Wherever the string "photo" appears in a line, extract that line.
>> start
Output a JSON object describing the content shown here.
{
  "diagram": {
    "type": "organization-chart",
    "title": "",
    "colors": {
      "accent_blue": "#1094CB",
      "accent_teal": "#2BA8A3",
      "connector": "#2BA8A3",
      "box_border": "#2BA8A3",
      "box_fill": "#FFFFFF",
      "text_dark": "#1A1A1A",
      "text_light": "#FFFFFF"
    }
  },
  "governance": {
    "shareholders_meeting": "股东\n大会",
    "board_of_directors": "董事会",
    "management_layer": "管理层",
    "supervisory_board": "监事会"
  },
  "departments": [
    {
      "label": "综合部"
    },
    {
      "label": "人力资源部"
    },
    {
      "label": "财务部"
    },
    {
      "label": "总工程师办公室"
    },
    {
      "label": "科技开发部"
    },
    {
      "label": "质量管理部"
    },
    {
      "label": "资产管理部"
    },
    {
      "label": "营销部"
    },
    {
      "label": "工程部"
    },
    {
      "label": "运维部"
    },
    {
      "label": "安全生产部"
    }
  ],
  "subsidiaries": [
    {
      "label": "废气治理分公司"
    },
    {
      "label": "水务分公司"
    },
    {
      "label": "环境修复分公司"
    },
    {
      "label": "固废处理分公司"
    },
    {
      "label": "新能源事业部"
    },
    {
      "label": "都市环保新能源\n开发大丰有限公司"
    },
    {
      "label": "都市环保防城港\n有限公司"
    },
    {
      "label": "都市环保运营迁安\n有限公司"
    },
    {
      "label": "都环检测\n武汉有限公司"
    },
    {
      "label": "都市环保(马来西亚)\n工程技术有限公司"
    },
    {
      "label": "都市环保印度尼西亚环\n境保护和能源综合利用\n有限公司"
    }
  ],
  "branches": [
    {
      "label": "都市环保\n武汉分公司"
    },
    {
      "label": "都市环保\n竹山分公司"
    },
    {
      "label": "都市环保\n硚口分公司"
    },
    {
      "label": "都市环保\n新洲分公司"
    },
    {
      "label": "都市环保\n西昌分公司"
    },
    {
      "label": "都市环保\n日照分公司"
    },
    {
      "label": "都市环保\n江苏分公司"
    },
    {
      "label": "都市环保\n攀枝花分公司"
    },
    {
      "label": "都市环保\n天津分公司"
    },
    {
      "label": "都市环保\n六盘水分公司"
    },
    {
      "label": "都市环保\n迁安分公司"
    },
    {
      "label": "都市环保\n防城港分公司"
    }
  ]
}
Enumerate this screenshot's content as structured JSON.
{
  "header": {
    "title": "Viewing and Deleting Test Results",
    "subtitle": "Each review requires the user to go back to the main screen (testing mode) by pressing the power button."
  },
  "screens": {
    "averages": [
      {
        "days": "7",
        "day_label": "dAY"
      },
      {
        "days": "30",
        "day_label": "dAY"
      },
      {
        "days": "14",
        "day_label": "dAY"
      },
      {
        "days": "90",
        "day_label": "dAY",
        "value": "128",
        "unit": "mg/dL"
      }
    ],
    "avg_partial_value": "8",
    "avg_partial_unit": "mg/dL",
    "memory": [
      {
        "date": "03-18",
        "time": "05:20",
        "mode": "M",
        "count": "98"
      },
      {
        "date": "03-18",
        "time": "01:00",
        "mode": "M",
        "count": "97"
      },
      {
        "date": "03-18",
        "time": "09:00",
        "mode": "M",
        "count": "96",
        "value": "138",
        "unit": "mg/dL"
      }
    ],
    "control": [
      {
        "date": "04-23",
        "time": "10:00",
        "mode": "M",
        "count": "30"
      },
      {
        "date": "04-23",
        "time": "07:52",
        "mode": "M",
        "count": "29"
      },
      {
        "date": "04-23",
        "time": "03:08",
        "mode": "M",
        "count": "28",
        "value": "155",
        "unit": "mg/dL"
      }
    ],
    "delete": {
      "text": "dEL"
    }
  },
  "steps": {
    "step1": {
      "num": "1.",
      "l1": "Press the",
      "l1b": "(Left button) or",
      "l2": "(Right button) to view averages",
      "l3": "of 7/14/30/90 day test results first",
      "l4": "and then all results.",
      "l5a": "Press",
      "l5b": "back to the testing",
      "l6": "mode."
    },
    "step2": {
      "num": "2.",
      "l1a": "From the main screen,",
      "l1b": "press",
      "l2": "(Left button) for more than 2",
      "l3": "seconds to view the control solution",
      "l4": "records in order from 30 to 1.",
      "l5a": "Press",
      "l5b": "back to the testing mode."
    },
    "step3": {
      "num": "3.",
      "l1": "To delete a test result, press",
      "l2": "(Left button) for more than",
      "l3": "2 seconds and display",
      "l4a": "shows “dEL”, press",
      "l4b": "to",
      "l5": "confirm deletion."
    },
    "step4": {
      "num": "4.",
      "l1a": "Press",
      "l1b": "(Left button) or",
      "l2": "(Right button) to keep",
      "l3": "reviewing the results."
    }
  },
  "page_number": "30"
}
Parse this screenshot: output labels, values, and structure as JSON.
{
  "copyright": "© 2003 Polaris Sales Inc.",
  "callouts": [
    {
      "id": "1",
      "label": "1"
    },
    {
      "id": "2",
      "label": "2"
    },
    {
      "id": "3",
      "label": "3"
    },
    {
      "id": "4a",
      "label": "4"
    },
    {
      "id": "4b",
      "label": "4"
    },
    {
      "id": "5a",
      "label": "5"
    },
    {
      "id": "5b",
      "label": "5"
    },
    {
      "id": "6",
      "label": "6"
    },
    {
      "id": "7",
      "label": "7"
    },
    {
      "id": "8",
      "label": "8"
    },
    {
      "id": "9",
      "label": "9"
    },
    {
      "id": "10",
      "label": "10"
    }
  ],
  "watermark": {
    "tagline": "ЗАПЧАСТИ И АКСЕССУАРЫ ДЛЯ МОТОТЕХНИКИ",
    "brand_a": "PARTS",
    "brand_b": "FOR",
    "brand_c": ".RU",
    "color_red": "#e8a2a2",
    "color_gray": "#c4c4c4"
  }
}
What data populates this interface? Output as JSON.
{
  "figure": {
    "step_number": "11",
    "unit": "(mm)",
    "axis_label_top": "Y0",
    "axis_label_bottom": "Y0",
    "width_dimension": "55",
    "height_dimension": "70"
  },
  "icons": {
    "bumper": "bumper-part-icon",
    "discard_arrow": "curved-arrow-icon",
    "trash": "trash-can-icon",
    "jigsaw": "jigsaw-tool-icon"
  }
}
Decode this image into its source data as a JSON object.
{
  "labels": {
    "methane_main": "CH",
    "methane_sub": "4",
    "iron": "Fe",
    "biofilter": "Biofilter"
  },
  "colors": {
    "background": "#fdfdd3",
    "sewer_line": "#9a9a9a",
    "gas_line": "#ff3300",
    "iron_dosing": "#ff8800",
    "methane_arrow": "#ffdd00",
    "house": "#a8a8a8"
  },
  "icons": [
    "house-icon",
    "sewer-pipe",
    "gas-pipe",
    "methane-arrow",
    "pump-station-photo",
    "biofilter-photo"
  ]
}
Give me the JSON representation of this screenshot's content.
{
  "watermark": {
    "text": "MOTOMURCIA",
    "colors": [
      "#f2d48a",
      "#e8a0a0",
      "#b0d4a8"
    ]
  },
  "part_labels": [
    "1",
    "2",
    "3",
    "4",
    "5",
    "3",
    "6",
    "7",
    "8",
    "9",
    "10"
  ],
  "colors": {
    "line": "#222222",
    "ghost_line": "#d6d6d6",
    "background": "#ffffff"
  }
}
>> end
# FINAL ANSWER:
    "pump-station-photo",
    "biofilter-photo"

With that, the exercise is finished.